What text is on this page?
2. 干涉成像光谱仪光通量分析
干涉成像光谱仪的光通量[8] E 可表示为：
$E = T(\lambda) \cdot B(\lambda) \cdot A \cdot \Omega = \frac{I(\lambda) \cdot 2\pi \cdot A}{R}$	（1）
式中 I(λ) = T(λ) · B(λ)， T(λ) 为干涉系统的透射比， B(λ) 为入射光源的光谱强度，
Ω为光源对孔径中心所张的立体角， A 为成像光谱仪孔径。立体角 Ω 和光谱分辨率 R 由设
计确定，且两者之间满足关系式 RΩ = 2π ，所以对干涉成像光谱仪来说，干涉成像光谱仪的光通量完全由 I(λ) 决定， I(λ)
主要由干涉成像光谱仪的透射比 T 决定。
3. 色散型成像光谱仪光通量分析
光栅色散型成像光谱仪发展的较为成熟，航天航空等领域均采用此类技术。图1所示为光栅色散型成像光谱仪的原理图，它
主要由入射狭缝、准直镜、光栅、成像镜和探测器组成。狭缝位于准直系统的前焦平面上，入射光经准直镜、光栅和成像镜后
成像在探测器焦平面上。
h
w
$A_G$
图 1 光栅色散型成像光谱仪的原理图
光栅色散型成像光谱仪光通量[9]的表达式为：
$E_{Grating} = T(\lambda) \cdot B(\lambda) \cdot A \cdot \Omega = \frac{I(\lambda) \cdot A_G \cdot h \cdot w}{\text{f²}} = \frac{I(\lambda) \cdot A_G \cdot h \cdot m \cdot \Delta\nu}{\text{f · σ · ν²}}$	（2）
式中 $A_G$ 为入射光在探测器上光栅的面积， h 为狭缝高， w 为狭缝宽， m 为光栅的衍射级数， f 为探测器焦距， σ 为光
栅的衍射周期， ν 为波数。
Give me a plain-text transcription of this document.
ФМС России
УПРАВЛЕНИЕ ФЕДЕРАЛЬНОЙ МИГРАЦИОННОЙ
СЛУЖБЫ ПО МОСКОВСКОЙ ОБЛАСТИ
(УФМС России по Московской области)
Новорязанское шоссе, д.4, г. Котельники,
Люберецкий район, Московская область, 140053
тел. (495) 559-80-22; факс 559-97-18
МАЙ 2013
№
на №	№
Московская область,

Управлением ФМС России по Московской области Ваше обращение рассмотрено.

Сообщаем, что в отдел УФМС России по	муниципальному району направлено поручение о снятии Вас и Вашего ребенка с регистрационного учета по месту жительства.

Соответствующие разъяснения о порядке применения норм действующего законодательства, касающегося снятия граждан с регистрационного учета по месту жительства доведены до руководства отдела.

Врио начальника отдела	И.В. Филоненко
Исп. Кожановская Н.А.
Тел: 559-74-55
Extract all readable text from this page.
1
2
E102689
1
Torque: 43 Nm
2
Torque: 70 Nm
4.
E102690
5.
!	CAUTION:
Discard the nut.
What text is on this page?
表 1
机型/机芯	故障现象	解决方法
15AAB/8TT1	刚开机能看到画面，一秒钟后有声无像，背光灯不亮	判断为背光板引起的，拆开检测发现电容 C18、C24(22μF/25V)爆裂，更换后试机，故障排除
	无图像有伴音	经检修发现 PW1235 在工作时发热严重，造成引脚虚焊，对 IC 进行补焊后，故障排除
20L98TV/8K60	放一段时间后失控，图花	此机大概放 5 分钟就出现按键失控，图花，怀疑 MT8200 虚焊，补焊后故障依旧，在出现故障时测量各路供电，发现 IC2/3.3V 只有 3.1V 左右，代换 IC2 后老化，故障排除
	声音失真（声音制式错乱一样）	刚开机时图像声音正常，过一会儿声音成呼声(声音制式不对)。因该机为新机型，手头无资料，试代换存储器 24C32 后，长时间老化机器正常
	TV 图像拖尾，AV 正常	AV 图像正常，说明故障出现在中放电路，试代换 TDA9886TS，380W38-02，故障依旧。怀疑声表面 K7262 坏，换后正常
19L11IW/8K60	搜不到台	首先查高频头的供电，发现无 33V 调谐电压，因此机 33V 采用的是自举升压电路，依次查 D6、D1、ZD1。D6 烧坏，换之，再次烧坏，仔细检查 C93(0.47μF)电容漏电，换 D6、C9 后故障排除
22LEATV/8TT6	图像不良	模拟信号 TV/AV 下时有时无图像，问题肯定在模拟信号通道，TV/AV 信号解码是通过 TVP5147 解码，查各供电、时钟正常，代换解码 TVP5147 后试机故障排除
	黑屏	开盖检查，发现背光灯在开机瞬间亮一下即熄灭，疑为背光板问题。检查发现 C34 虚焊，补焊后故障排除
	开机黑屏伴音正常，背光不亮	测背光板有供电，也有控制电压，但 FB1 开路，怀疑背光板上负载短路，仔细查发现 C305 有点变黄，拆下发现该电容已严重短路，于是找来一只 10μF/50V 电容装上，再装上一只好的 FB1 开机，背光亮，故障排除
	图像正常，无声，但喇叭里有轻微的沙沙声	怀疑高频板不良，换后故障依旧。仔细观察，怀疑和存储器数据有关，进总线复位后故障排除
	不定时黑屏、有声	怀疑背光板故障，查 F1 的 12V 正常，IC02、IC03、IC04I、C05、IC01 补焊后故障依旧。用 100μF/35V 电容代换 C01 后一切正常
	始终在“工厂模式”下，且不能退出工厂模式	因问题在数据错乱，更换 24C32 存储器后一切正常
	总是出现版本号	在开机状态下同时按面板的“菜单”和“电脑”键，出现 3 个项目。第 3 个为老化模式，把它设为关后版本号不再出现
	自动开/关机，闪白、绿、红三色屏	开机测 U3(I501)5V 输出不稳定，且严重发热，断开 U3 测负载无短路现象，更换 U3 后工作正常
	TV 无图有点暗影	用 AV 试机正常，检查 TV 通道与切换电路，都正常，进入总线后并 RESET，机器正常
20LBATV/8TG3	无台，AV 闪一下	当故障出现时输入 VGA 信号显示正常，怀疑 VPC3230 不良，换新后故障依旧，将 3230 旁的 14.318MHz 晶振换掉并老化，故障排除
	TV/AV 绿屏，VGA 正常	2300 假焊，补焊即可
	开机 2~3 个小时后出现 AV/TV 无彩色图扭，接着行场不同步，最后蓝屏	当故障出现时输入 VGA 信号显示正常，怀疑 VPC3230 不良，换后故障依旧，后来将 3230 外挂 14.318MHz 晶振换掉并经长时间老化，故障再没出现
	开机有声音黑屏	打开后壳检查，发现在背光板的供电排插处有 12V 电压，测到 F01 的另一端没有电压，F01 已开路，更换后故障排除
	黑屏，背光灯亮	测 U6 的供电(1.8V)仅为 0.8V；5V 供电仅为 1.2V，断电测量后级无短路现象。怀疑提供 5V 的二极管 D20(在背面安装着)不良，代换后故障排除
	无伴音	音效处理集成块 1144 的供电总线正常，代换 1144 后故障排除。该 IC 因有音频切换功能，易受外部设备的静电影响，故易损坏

- What you need to do:
Scan the entries above for the word "图像正常" and collect each line holding it.

- Completed task:
	TV 图像拖尾，AV 正常	AV 图像正常，说明故障出现在中放电路，试代换 TDA9886TS，380W38-02，故障依旧。怀疑声表面 K7262 坏，换后正常
	图像正常，无声，但喇叭里有轻微的沙沙声	怀疑高频板不良，换后故障依旧。仔细观察，怀疑和存储器数据有关，进总线复位后故障排除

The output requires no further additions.